Source records:
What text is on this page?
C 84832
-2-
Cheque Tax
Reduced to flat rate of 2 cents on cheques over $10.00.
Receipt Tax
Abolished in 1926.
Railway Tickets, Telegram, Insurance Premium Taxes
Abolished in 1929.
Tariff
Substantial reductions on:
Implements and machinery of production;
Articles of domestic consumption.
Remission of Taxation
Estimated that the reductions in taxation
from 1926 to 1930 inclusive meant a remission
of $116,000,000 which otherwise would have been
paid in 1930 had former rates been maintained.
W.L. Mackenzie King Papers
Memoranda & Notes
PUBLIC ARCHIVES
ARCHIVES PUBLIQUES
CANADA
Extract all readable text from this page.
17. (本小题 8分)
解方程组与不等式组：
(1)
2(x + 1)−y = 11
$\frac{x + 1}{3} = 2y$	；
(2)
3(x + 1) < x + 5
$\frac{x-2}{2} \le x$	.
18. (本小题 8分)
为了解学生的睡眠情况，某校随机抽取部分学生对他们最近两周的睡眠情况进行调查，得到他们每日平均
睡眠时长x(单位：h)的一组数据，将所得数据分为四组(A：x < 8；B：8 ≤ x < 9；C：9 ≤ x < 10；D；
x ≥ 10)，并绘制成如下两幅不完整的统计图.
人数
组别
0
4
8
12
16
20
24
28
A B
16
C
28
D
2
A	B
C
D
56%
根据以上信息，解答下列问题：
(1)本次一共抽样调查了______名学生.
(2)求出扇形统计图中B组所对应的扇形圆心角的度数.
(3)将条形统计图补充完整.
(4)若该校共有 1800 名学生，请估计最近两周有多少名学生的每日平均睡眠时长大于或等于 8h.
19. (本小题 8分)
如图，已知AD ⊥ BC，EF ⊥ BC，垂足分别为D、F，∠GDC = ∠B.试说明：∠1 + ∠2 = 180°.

● **THE EXERCISE**:
Reproduce the material above exactly; please quote every line of it.

● **RESULT**:
What text is on this page?
C 84832
-2-
Cheque Tax
Reduced to flat rate of 2 cents on cheques over $10.00.
Receipt Tax
Abolished in 1926.
Railway Tickets, Telegram, Insurance Premium Taxes
Abolished in 1929.
Tariff
Substantial reductions on:
Implements and machinery of production;
Articles of domestic consumption.
Remission of Taxation
Estimated that the reductions in taxation
from 1926 to 1930 inclusive meant a remission
of $116,000,000 which otherwise would have been
paid in 1930 had former rates been maintained.
W.L. Mackenzie King Papers
Memoranda & Notes
PUBLIC ARCHIVES
ARCHIVES PUBLIQUES
CANADA
Extract all readable text from this page.
17. (本小题 8分)
解方程组与不等式组：
(1)
2(x + 1)−y = 11
$\frac{x + 1}{3} = 2y$	；
(2)
3(x + 1) < x + 5
$\frac{x-2}{2} \le x$	.
18. (本小题 8分)
为了解学生的睡眠情况，某校随机抽取部分学生对他们最近两周的睡眠情况进行调查，得到他们每日平均
睡眠时长x(单位：h)的一组数据，将所得数据分为四组(A：x < 8；B：8 ≤ x < 9；C：9 ≤ x < 10；D；
x ≥ 10)，并绘制成如下两幅不完整的统计图.
人数
组别
0
4
8
12
16
20
24
28
A B
16
C
28
D
2
A	B
C
D
56%
根据以上信息，解答下列问题：
(1)本次一共抽样调查了______名学生.
(2)求出扇形统计图中B组所对应的扇形圆心角的度数.
(3)将条形统计图补充完整.
(4)若该校共有 1800 名学生，请估计最近两周有多少名学生的每日平均睡眠时长大于或等于 8h.
19. (本小题 8分)
如图，已知AD ⊥ BC，EF ⊥ BC，垂足分别为D、F，∠GDC = ∠B.试说明：∠1 + ∠2 = 180°.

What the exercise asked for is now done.